= To be done =
Identify the lines that contain the word "General" and copy each one.

= Task material =
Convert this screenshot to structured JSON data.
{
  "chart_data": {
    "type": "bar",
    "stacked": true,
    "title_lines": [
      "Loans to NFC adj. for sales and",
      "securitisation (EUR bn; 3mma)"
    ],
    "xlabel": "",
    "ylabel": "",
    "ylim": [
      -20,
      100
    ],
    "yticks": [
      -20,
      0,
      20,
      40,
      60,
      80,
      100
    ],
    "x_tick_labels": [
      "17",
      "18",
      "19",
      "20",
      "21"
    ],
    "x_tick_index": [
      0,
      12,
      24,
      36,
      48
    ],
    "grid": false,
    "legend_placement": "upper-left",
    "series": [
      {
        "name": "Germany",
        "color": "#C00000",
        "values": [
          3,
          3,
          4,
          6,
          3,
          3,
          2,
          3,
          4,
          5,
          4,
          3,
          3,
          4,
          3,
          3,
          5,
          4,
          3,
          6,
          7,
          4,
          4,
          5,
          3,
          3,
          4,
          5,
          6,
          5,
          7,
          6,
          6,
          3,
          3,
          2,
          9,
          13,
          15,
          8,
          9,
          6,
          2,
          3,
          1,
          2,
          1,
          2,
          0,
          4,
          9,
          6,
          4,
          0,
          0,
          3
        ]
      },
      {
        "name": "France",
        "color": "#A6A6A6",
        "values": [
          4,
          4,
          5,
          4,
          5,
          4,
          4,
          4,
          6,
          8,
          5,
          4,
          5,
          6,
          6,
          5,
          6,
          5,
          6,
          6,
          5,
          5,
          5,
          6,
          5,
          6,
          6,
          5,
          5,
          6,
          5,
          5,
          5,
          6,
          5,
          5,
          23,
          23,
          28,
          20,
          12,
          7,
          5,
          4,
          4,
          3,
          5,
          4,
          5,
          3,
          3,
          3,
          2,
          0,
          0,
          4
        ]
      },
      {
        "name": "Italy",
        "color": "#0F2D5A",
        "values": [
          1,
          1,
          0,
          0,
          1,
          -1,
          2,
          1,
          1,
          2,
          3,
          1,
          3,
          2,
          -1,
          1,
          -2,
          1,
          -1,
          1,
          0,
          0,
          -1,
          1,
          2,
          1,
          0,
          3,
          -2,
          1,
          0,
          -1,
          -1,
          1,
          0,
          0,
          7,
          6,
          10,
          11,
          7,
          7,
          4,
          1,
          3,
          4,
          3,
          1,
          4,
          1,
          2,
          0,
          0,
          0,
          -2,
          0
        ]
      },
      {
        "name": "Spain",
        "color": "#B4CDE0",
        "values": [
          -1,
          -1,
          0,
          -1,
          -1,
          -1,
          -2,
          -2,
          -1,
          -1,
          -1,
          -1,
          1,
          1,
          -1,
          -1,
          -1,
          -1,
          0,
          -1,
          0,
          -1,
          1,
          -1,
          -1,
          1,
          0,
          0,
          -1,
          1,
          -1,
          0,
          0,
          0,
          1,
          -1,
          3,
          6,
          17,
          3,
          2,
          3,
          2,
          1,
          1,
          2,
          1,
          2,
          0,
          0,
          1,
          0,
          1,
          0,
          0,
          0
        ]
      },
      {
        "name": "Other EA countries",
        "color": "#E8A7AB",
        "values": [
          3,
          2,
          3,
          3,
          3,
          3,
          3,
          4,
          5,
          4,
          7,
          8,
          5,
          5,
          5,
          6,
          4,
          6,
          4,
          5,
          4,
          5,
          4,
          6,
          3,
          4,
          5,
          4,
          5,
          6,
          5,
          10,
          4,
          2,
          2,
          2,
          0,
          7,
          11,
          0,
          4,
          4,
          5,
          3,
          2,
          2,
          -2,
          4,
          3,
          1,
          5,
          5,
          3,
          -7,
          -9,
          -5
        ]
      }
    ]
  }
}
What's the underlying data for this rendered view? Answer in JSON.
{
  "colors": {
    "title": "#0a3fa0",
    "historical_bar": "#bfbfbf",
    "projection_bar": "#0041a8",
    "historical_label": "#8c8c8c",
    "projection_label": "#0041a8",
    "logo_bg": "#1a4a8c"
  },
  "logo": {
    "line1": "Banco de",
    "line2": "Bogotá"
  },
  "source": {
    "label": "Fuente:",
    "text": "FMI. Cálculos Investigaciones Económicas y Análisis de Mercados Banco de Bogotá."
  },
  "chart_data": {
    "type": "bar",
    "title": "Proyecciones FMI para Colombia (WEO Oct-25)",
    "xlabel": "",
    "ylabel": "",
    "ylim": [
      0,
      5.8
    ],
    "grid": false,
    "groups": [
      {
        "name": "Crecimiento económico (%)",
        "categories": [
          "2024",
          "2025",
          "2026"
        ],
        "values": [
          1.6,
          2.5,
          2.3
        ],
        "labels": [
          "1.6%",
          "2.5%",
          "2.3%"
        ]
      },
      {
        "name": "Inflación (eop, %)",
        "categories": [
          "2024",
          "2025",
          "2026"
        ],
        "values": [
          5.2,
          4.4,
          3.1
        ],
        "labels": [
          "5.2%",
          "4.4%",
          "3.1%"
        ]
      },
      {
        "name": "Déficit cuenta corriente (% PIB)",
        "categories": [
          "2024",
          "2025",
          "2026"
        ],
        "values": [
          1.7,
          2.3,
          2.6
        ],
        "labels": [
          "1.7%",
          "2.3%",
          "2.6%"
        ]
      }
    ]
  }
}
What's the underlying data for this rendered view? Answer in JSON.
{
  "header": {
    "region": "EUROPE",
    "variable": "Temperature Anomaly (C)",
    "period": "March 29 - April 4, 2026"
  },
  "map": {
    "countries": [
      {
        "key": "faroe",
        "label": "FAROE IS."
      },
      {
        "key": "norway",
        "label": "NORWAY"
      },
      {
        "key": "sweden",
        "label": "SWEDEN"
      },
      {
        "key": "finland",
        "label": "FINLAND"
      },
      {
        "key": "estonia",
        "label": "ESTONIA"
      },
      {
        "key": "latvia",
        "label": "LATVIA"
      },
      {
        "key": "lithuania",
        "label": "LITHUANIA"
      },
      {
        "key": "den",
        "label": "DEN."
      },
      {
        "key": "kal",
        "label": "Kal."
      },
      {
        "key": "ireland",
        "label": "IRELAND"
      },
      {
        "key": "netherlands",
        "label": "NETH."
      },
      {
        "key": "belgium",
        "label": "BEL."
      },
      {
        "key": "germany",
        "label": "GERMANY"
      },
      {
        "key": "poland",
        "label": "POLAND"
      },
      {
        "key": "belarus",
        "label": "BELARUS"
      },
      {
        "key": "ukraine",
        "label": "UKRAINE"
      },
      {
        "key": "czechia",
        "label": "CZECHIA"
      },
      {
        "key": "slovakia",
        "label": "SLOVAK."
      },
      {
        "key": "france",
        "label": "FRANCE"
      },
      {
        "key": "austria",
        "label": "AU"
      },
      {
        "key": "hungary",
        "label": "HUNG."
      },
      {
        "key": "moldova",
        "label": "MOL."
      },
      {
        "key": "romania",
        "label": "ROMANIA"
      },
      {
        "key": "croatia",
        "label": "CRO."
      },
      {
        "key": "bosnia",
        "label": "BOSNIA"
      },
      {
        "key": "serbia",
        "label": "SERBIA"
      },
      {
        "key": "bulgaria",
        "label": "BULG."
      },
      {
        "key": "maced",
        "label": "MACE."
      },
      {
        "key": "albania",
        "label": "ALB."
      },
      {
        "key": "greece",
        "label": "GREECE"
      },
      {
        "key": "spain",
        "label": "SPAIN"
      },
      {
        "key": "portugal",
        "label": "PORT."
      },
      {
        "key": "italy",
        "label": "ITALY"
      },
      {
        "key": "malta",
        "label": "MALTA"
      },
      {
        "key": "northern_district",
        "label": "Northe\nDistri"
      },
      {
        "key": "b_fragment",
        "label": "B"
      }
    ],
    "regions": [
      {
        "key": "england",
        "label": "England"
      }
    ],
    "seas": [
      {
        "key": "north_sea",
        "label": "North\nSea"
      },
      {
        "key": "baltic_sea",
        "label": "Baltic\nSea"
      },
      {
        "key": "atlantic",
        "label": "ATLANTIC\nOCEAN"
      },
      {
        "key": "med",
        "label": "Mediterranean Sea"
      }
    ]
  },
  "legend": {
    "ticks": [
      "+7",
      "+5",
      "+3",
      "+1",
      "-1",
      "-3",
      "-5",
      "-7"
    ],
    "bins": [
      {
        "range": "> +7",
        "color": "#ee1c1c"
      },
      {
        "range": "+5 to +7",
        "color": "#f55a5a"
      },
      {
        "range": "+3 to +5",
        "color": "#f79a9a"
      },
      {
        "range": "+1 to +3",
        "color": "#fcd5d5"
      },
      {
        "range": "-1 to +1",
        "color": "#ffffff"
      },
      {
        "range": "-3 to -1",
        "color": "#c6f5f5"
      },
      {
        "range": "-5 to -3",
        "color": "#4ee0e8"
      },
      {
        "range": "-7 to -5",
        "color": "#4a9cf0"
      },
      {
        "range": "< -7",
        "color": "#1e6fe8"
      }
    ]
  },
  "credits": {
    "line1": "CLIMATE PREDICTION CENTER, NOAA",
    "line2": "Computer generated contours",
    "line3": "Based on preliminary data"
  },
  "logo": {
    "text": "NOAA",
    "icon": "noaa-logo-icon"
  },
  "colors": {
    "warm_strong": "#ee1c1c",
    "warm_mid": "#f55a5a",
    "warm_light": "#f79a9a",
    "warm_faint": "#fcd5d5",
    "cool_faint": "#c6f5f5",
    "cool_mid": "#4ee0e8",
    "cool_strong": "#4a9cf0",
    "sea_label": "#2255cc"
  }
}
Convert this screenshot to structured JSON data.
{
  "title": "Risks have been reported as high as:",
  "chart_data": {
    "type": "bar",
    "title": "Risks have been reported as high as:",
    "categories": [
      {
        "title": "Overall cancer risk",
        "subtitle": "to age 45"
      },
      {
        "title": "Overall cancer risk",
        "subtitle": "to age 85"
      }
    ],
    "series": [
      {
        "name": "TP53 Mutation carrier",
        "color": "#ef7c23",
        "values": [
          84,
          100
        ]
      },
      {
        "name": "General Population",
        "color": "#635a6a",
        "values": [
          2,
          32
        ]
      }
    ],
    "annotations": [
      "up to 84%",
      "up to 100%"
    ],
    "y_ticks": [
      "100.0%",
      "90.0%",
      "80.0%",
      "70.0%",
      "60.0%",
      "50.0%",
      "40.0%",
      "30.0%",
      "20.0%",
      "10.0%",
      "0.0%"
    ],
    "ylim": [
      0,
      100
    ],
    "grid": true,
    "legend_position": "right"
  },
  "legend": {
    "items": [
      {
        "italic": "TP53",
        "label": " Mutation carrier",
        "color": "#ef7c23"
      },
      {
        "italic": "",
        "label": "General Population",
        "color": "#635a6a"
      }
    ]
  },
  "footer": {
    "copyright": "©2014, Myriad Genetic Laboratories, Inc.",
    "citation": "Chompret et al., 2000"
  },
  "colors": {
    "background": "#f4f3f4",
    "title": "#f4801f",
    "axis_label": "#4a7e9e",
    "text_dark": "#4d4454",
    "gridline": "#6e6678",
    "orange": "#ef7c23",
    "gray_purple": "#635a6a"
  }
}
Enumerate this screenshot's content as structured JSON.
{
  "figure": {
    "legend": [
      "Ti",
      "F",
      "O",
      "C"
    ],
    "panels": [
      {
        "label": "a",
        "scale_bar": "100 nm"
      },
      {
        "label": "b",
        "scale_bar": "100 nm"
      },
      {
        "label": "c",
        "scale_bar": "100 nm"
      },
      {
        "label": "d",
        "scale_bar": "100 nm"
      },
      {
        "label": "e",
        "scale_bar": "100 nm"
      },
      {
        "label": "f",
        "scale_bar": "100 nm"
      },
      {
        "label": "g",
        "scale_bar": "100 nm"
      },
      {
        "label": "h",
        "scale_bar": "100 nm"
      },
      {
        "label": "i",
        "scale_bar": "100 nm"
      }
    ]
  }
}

= Written response =
        "name": "General Population",
        "label": "General Population",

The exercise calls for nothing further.